(OBJECTIVE):
Output all of the records exactly as written.

>> start THE INPUT

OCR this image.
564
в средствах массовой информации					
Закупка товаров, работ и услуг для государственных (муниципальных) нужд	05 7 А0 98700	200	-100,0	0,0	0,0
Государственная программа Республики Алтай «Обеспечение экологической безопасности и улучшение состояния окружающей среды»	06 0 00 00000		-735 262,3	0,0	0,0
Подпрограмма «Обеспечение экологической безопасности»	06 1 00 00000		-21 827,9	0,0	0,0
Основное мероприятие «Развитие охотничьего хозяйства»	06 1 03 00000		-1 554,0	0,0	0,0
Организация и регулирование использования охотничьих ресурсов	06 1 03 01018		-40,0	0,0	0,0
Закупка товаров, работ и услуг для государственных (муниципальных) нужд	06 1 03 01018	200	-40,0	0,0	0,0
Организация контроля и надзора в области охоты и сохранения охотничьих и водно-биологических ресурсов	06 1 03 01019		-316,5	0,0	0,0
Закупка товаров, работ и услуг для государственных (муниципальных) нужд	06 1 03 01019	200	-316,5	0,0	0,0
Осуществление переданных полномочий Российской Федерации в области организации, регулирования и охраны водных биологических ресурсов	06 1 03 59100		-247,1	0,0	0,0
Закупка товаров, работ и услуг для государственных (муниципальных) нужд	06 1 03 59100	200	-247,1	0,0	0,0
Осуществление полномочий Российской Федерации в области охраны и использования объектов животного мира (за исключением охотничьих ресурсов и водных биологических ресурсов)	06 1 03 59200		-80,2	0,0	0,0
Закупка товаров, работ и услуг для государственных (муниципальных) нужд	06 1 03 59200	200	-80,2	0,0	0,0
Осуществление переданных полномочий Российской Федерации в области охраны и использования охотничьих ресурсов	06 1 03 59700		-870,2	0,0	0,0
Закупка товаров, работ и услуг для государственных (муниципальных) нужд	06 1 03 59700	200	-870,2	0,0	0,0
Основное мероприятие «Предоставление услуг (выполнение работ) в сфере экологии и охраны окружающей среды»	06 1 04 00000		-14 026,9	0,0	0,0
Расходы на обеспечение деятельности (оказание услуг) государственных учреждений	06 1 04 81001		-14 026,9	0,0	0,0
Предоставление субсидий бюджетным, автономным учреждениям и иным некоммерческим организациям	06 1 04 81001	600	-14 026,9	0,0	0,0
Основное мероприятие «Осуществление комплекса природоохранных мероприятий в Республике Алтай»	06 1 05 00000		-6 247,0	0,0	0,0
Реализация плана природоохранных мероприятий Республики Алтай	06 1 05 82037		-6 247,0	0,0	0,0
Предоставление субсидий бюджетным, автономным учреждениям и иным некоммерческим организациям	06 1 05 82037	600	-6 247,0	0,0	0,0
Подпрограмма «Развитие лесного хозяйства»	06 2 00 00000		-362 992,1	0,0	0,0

>> end THE INPUT

(WRITTEN ANSWER):
OCR this image.
564
в средствах массовой информации					
Закупка товаров, работ и услуг для государственных (муниципальных) нужд	05 7 А0 98700	200	-100,0	0,0	0,0
Государственная программа Республики Алтай «Обеспечение экологической безопасности и улучшение состояния окружающей среды»	06 0 00 00000		-735 262,3	0,0	0,0
Подпрограмма «Обеспечение экологической безопасности»	06 1 00 00000		-21 827,9	0,0	0,0
Основное мероприятие «Развитие охотничьего хозяйства»	06 1 03 00000		-1 554,0	0,0	0,0
Организация и регулирование использования охотничьих ресурсов	06 1 03 01018		-40,0	0,0	0,0
Закупка товаров, работ и услуг для государственных (муниципальных) нужд	06 1 03 01018	200	-40,0	0,0	0,0
Организация контроля и надзора в области охоты и сохранения охотничьих и водно-биологических ресурсов	06 1 03 01019		-316,5	0,0	0,0
Закупка товаров, работ и услуг для государственных (муниципальных) нужд	06 1 03 01019	200	-316,5	0,0	0,0
Осуществление переданных полномочий Российской Федерации в области организации, регулирования и охраны водных биологических ресурсов	06 1 03 59100		-247,1	0,0	0,0
Закупка товаров, работ и услуг для государственных (муниципальных) нужд	06 1 03 59100	200	-247,1	0,0	0,0
Осуществление полномочий Российской Федерации в области охраны и использования объектов животного мира (за исключением охотничьих ресурсов и водных биологических ресурсов)	06 1 03 59200		-80,2	0,0	0,0
Закупка товаров, работ и услуг для государственных (муниципальных) нужд	06 1 03 59200	200	-80,2	0,0	0,0
Осуществление переданных полномочий Российской Федерации в области охраны и использования охотничьих ресурсов	06 1 03 59700		-870,2	0,0	0,0
Закупка товаров, работ и услуг для государственных (муниципальных) нужд	06 1 03 59700	200	-870,2	0,0	0,0
Основное мероприятие «Предоставление услуг (выполнение работ) в сфере экологии и охраны окружающей среды»	06 1 04 00000		-14 026,9	0,0	0,0
Расходы на обеспечение деятельности (оказание услуг) государственных учреждений	06 1 04 81001		-14 026,9	0,0	0,0
Предоставление субсидий бюджетным, автономным учреждениям и иным некоммерческим организациям	06 1 04 81001	600	-14 026,9	0,0	0,0
Основное мероприятие «Осуществление комплекса природоохранных мероприятий в Республике Алтай»	06 1 05 00000		-6 247,0	0,0	0,0
Реализация плана природоохранных мероприятий Республики Алтай	06 1 05 82037		-6 247,0	0,0	0,0
Предоставление субсидий бюджетным, автономным учреждениям и иным некоммерческим организациям	06 1 05 82037	600	-6 247,0	0,0	0,0
Подпрограмма «Развитие лесного хозяйства»	06 2 00 00000		-362 992,1	0,0	0,0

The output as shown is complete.